_PROBLEM STATEMENT_
Go through the entries below and copy each line containing the word "ista".
** BEGIN **
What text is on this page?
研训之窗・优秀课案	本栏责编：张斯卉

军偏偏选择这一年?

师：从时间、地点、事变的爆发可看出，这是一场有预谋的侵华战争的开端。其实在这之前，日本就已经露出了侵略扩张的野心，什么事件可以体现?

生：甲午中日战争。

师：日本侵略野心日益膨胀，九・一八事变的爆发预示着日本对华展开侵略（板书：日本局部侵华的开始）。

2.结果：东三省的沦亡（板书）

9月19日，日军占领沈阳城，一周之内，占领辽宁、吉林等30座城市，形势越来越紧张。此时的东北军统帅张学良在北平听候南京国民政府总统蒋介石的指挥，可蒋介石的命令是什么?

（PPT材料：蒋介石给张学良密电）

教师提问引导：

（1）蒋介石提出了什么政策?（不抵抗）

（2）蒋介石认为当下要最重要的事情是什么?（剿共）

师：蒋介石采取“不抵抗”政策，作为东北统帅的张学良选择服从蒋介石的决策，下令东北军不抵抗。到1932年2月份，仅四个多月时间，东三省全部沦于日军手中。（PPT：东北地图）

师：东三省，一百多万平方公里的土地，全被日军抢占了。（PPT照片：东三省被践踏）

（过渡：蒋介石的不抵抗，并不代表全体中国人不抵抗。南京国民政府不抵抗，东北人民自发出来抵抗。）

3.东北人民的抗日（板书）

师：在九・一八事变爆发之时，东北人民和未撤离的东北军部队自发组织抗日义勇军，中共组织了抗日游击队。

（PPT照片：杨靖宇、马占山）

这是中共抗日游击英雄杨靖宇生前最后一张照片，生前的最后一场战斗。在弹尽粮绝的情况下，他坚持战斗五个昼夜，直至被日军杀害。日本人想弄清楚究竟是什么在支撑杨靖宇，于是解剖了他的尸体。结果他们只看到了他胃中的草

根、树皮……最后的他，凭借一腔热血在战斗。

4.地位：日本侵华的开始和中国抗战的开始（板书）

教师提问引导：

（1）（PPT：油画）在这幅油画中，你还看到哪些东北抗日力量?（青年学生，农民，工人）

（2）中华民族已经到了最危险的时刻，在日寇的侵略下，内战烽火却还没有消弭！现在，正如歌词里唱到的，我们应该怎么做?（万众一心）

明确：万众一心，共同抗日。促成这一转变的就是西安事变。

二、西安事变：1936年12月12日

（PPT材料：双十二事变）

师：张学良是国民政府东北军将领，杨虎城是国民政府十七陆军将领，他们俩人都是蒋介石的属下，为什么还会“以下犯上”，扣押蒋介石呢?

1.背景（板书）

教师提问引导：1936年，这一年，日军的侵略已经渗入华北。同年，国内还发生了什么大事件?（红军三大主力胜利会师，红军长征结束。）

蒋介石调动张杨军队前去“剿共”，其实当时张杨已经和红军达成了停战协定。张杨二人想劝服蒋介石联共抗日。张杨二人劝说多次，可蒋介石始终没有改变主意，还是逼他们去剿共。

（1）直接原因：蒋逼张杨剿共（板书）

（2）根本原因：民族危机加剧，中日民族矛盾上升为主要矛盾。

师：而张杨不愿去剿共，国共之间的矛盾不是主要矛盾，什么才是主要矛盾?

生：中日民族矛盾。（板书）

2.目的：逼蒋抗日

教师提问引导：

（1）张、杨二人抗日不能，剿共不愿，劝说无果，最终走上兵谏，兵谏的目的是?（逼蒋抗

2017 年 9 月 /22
** END **
** BEGIN **
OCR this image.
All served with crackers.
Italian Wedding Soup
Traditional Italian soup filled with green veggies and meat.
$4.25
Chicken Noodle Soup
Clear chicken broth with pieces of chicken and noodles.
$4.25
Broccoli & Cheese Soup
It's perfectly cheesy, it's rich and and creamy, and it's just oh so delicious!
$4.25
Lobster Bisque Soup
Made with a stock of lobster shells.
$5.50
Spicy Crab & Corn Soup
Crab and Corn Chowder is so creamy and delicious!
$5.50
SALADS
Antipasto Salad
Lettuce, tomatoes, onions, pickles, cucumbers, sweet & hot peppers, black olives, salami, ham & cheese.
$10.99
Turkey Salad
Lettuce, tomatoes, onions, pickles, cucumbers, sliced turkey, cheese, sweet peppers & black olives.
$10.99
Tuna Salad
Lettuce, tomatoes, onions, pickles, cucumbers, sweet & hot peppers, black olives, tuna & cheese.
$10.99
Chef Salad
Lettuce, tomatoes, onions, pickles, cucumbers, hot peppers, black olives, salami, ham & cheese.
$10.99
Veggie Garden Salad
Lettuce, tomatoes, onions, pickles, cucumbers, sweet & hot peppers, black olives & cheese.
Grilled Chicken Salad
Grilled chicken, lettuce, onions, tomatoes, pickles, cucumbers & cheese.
** END **
** BEGIN **
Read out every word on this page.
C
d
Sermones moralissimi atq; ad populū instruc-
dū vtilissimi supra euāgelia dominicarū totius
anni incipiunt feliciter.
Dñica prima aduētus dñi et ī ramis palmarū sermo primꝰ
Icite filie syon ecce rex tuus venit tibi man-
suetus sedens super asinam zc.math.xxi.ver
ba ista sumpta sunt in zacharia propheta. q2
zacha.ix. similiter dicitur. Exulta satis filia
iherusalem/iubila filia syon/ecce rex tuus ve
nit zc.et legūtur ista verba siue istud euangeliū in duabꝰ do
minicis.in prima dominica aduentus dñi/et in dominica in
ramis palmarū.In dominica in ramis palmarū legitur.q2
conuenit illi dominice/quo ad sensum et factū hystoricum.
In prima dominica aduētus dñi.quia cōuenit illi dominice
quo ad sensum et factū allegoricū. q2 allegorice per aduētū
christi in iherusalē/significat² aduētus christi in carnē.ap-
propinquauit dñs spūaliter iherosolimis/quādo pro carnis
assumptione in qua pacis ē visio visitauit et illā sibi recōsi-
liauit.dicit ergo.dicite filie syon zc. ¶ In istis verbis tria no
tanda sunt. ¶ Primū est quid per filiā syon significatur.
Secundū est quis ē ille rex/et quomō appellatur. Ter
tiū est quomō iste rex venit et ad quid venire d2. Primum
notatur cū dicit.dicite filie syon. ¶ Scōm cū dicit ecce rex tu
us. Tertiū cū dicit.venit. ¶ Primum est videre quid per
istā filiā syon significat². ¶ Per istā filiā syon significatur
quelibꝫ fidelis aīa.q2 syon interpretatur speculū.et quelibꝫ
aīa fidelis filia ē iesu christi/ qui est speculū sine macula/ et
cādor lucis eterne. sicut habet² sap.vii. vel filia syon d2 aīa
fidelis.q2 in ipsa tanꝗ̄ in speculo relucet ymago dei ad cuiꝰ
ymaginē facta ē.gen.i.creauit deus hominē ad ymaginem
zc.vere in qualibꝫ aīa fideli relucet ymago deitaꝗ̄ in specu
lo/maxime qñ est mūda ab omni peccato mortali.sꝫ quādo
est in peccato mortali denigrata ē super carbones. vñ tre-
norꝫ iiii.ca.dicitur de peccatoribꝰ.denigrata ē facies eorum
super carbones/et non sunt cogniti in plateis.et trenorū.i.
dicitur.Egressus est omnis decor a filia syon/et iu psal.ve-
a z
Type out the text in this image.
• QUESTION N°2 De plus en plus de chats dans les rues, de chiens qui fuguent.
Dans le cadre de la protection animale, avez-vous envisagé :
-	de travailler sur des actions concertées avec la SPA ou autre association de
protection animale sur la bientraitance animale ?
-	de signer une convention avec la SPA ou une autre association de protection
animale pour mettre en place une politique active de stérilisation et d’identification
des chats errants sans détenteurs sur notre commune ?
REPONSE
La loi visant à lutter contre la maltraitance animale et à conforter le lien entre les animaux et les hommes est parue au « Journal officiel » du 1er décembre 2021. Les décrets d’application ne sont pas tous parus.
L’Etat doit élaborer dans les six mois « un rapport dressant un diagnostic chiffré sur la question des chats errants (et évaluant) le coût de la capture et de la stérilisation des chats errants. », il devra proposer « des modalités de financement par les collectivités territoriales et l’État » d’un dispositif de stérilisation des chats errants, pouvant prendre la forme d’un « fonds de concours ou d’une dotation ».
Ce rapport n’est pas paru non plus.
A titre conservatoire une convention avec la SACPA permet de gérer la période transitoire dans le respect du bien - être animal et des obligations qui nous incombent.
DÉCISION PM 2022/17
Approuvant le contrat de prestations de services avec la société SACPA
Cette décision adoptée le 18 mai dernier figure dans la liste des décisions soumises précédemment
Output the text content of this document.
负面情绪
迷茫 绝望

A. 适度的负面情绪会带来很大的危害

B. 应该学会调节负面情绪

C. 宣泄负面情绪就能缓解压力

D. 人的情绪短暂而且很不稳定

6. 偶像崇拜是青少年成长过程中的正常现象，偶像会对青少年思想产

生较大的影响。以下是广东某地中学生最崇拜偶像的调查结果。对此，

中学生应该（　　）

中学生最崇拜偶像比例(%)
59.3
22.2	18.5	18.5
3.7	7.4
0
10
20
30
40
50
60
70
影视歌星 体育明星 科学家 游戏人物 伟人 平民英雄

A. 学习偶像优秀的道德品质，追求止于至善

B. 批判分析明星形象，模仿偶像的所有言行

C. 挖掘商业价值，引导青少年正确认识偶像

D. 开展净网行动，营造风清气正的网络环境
** END **
_THE SOLUTION_
ba ista sumpta sunt in zacharia propheta. q2
nit zc.et legūtur ista verba siue istud euangeliū in duabꝰ do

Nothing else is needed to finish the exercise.